(Source data)
......
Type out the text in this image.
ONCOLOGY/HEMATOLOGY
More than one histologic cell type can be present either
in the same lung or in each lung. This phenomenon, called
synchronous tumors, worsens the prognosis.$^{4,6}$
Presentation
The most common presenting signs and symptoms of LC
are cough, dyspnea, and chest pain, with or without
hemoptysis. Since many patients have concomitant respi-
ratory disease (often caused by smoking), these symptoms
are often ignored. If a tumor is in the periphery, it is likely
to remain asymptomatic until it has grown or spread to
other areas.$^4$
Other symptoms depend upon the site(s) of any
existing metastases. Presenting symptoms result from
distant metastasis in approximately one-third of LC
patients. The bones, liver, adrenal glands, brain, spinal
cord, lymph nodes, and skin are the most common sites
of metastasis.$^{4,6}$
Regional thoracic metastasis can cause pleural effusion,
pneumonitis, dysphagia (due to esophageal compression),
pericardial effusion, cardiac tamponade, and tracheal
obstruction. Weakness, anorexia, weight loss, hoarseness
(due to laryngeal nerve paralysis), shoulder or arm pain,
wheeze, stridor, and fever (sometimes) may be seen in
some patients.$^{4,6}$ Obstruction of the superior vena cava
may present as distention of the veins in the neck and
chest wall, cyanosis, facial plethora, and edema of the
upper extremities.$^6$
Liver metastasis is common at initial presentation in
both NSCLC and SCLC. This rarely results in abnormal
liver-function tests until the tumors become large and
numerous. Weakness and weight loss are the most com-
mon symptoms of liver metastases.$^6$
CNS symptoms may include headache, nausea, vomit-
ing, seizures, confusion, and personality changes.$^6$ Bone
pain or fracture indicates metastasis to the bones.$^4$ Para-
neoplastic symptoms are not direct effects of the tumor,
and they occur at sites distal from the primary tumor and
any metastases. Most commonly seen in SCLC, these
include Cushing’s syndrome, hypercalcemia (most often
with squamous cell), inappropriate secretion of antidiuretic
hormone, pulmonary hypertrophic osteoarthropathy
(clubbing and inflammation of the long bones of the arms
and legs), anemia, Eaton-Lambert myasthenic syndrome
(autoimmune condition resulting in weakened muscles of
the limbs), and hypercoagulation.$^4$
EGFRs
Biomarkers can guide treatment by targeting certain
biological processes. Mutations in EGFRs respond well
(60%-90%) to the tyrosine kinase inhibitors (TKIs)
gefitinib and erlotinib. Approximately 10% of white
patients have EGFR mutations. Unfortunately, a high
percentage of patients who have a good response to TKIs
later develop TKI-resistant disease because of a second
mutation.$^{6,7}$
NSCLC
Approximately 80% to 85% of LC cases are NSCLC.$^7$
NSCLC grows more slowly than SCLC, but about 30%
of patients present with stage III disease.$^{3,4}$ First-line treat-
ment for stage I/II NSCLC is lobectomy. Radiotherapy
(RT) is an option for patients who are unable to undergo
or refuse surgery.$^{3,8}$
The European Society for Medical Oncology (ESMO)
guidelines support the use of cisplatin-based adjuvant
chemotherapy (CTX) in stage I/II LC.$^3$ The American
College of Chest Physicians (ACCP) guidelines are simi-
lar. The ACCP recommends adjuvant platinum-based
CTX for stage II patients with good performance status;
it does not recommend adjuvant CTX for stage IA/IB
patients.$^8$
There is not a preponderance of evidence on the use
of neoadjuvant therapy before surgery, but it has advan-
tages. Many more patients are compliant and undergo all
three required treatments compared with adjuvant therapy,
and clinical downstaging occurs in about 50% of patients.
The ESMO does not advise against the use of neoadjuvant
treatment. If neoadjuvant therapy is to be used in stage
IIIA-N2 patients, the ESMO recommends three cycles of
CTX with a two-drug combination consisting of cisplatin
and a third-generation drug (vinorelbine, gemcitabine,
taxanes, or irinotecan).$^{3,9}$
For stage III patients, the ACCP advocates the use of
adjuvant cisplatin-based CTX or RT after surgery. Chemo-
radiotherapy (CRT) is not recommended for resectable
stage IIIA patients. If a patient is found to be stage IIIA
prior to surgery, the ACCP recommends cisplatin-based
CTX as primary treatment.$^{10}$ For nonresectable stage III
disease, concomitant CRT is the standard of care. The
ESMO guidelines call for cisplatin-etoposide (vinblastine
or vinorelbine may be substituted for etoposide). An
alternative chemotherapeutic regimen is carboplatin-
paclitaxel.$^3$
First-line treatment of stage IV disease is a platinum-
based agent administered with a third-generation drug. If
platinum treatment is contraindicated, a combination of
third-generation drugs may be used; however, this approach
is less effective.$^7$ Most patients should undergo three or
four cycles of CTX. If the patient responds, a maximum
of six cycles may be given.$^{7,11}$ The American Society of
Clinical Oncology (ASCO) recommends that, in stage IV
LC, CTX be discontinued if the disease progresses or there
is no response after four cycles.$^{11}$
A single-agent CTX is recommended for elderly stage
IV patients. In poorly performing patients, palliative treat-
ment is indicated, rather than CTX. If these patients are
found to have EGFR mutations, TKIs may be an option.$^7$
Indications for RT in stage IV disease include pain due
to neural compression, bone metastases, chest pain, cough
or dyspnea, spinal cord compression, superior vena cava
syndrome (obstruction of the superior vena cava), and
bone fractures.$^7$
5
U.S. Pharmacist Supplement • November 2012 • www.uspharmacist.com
......
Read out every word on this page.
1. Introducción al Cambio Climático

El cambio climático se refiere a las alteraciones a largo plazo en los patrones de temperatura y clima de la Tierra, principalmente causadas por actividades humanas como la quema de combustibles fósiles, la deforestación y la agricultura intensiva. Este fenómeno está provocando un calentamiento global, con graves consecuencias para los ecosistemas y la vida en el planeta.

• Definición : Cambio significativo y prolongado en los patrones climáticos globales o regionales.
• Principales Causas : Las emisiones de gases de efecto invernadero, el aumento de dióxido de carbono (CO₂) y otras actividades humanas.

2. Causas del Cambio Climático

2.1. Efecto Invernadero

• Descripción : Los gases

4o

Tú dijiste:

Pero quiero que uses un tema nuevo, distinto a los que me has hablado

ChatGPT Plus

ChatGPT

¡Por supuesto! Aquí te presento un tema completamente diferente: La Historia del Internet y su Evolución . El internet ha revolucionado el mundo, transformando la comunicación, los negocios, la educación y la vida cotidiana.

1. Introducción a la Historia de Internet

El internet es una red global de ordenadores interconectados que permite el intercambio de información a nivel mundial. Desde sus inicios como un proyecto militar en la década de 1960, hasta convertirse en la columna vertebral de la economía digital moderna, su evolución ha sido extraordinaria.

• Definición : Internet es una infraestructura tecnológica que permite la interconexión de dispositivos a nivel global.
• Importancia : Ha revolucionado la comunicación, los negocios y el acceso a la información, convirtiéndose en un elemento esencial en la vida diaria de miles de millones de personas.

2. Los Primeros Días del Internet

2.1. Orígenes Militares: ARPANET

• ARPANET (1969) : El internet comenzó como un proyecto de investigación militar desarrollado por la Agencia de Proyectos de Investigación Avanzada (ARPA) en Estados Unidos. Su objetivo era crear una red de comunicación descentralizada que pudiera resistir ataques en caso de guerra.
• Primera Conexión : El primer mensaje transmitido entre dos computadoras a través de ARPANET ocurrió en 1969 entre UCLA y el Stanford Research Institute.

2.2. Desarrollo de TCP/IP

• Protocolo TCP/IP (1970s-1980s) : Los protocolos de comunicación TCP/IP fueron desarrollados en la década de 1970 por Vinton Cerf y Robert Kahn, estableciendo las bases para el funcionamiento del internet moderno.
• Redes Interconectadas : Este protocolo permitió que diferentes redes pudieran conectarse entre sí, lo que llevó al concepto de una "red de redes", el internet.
......
Search the data for the word "guidelines" and copy each line where it appears.

guidelines support the use of cisplatin-based adjuvant
College of Chest Physicians (ACCP) guidelines are simi-
ESMO guidelines call for cisplatin-etoposide (vinblastine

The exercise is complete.